### Data supplied
══════
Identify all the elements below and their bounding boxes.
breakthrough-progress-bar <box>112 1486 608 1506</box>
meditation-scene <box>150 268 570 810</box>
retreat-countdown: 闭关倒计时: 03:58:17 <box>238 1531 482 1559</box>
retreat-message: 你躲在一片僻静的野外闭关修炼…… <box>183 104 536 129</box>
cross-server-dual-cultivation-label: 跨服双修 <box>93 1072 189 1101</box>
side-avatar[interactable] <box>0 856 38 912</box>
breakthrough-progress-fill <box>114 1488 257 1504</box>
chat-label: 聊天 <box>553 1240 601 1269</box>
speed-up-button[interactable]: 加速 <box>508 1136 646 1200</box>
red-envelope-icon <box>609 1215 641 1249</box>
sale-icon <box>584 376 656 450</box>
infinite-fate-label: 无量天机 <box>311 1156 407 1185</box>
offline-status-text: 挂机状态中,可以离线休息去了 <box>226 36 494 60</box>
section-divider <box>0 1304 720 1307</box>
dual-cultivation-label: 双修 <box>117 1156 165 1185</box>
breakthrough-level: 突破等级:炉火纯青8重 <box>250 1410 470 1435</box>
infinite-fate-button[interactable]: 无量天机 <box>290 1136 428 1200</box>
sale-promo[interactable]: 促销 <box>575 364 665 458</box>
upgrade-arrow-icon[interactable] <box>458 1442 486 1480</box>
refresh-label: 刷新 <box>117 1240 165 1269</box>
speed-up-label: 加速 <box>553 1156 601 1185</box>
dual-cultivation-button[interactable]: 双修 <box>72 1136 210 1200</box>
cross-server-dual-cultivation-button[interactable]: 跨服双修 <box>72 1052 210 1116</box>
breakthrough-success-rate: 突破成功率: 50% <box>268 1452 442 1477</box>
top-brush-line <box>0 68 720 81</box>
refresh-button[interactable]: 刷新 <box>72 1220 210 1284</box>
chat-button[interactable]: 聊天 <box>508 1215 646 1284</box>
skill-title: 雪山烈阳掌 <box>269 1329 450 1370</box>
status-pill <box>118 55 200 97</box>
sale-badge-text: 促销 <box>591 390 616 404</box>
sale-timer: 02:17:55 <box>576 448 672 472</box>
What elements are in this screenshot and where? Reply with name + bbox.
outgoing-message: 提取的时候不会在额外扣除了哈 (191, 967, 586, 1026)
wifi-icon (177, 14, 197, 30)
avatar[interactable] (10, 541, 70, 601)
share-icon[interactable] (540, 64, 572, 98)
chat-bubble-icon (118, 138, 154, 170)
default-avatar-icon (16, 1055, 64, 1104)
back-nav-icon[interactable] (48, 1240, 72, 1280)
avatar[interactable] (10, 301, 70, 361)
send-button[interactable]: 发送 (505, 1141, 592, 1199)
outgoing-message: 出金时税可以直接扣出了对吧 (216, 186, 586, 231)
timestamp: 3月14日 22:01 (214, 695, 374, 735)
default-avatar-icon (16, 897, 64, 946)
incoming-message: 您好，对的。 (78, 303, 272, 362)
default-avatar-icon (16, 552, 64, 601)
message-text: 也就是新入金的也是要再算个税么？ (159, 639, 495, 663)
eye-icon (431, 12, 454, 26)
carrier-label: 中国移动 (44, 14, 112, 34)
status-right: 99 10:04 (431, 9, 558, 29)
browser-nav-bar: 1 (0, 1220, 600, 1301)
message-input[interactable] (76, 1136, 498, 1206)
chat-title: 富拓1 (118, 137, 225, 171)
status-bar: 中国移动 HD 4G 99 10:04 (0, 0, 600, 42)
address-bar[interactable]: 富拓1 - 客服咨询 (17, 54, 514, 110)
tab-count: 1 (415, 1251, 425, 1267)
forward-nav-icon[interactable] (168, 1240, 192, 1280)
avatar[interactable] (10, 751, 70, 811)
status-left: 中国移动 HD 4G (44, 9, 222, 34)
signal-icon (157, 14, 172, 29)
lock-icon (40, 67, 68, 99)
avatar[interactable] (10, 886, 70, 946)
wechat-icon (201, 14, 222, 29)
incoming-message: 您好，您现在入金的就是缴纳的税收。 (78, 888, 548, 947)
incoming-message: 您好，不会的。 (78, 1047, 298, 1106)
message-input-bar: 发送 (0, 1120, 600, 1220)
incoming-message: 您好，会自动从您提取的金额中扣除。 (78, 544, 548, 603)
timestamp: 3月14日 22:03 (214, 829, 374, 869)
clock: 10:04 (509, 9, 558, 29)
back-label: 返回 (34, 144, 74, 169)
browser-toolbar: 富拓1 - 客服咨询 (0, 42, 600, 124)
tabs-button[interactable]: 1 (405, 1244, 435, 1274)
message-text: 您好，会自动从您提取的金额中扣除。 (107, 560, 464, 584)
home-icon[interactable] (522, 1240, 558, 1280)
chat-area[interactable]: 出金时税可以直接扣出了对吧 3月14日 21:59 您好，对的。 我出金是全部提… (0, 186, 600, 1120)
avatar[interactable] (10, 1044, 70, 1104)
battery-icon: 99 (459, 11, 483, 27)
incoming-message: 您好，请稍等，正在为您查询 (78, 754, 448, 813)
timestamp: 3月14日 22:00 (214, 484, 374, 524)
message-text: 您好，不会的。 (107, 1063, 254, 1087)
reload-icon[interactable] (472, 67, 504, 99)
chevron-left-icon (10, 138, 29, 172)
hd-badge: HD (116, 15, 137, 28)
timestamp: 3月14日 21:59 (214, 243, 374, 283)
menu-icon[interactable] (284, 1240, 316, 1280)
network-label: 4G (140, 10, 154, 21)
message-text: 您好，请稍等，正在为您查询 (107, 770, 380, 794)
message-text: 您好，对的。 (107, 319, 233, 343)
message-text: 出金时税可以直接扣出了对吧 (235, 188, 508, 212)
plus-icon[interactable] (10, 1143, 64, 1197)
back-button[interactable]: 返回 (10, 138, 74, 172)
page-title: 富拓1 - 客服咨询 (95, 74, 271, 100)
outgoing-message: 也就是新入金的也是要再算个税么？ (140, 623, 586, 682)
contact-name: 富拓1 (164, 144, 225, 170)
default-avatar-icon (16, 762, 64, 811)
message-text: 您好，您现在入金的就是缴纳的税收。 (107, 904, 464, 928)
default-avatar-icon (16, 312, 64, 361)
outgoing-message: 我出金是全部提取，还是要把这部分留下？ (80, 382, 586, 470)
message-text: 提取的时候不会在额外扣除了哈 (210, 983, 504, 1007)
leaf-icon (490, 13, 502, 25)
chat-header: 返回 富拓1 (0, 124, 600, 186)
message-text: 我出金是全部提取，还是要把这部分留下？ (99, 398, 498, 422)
══════
### Task statement
Reproduce every entry above verbatim, line by line.

### Written answer
Identify all the elements below and their bounding boxes.
breakthrough-progress-bar <box>112 1486 608 1506</box>
meditation-scene <box>150 268 570 810</box>
retreat-countdown: 闭关倒计时: 03:58:17 <box>238 1531 482 1559</box>
retreat-message: 你躲在一片僻静的野外闭关修炼…… <box>183 104 536 129</box>
cross-server-dual-cultivation-label: 跨服双修 <box>93 1072 189 1101</box>
side-avatar[interactable] <box>0 856 38 912</box>
breakthrough-progress-fill <box>114 1488 257 1504</box>
chat-label: 聊天 <box>553 1240 601 1269</box>
speed-up-button[interactable]: 加速 <box>508 1136 646 1200</box>
red-envelope-icon <box>609 1215 641 1249</box>
sale-icon <box>584 376 656 450</box>
infinite-fate-label: 无量天机 <box>311 1156 407 1185</box>
offline-status-text: 挂机状态中,可以离线休息去了 <box>226 36 494 60</box>
section-divider <box>0 1304 720 1307</box>
dual-cultivation-label: 双修 <box>117 1156 165 1185</box>
breakthrough-level: 突破等级:炉火纯青8重 <box>250 1410 470 1435</box>
infinite-fate-button[interactable]: 无量天机 <box>290 1136 428 1200</box>
sale-promo[interactable]: 促销 <box>575 364 665 458</box>
upgrade-arrow-icon[interactable] <box>458 1442 486 1480</box>
refresh-label: 刷新 <box>117 1240 165 1269</box>
speed-up-label: 加速 <box>553 1156 601 1185</box>
dual-cultivation-button[interactable]: 双修 <box>72 1136 210 1200</box>
cross-server-dual-cultivation-button[interactable]: 跨服双修 <box>72 1052 210 1116</box>
breakthrough-success-rate: 突破成功率: 50% <box>268 1452 442 1477</box>
top-brush-line <box>0 68 720 81</box>
refresh-button[interactable]: 刷新 <box>72 1220 210 1284</box>
chat-button[interactable]: 聊天 <box>508 1215 646 1284</box>
skill-title: 雪山烈阳掌 <box>269 1329 450 1370</box>
status-pill <box>118 55 200 97</box>
sale-badge-text: 促销 <box>591 390 616 404</box>
sale-timer: 02:17:55 <box>576 448 672 472</box>
What elements are in this screenshot and where? Reply with name + bbox.
outgoing-message: 提取的时候不会在额外扣除了哈 (191, 967, 586, 1026)
wifi-icon (177, 14, 197, 30)
avatar[interactable] (10, 541, 70, 601)
share-icon[interactable] (540, 64, 572, 98)
chat-bubble-icon (118, 138, 154, 170)
default-avatar-icon (16, 1055, 64, 1104)
back-nav-icon[interactable] (48, 1240, 72, 1280)
avatar[interactable] (10, 301, 70, 361)
send-button[interactable]: 发送 (505, 1141, 592, 1199)
outgoing-message: 出金时税可以直接扣出了对吧 (216, 186, 586, 231)
timestamp: 3月14日 22:01 (214, 695, 374, 735)
default-avatar-icon (16, 897, 64, 946)
incoming-message: 您好，对的。 (78, 303, 272, 362)
default-avatar-icon (16, 552, 64, 601)
message-text: 也就是新入金的也是要再算个税么？ (159, 639, 495, 663)
eye-icon (431, 12, 454, 26)
carrier-label: 中国移动 (44, 14, 112, 34)
status-right: 99 10:04 (431, 9, 558, 29)
browser-nav-bar: 1 (0, 1220, 600, 1301)
message-input[interactable] (76, 1136, 498, 1206)
chat-title: 富拓1 (118, 137, 225, 171)
status-bar: 中国移动 HD 4G 99 10:04 (0, 0, 600, 42)
address-bar[interactable]: 富拓1 - 客服咨询 (17, 54, 514, 110)
tab-count: 1 (415, 1251, 425, 1267)
forward-nav-icon[interactable] (168, 1240, 192, 1280)
avatar[interactable] (10, 751, 70, 811)
status-left: 中国移动 HD 4G (44, 9, 222, 34)
signal-icon (157, 14, 172, 29)
lock-icon (40, 67, 68, 99)
avatar[interactable] (10, 886, 70, 946)
wechat-icon (201, 14, 222, 29)
incoming-message: 您好，您现在入金的就是缴纳的税收。 (78, 888, 548, 947)
incoming-message: 您好，不会的。 (78, 1047, 298, 1106)
message-input-bar: 发送 (0, 1120, 600, 1220)
incoming-message: 您好，会自动从您提取的金额中扣除。 (78, 544, 548, 603)
timestamp: 3月14日 22:03 (214, 829, 374, 869)
clock: 10:04 (509, 9, 558, 29)
back-label: 返回 (34, 144, 74, 169)
browser-toolbar: 富拓1 - 客服咨询 (0, 42, 600, 124)
tabs-button[interactable]: 1 (405, 1244, 435, 1274)
message-text: 您好，会自动从您提取的金额中扣除。 (107, 560, 464, 584)
home-icon[interactable] (522, 1240, 558, 1280)
chat-area[interactable]: 出金时税可以直接扣出了对吧 3月14日 21:59 您好，对的。 我出金是全部提… (0, 186, 600, 1120)
avatar[interactable] (10, 1044, 70, 1104)
battery-icon: 99 (459, 11, 483, 27)
incoming-message: 您好，请稍等，正在为您查询 (78, 754, 448, 813)
timestamp: 3月14日 22:00 (214, 484, 374, 524)
message-text: 您好，不会的。 (107, 1063, 254, 1087)
reload-icon[interactable] (472, 67, 504, 99)
chevron-left-icon (10, 138, 29, 172)
hd-badge: HD (116, 15, 137, 28)
timestamp: 3月14日 21:59 (214, 243, 374, 283)
menu-icon[interactable] (284, 1240, 316, 1280)
network-label: 4G (140, 10, 154, 21)
message-text: 您好，请稍等，正在为您查询 (107, 770, 380, 794)
message-text: 您好，对的。 (107, 319, 233, 343)
message-text: 出金时税可以直接扣出了对吧 (235, 188, 508, 212)
plus-icon[interactable] (10, 1143, 64, 1197)
back-button[interactable]: 返回 (10, 138, 74, 172)
page-title: 富拓1 - 客服咨询 (95, 74, 271, 100)
outgoing-message: 也就是新入金的也是要再算个税么？ (140, 623, 586, 682)
contact-name: 富拓1 (164, 144, 225, 170)
default-avatar-icon (16, 762, 64, 811)
message-text: 您好，您现在入金的就是缴纳的税收。 (107, 904, 464, 928)
default-avatar-icon (16, 312, 64, 361)
outgoing-message: 我出金是全部提取，还是要把这部分留下？ (80, 382, 586, 470)
message-text: 提取的时候不会在额外扣除了哈 (210, 983, 504, 1007)
leaf-icon (490, 13, 502, 25)
chat-header: 返回 富拓1 (0, 124, 600, 186)
message-text: 我出金是全部提取，还是要把这部分留下？ (99, 398, 498, 422)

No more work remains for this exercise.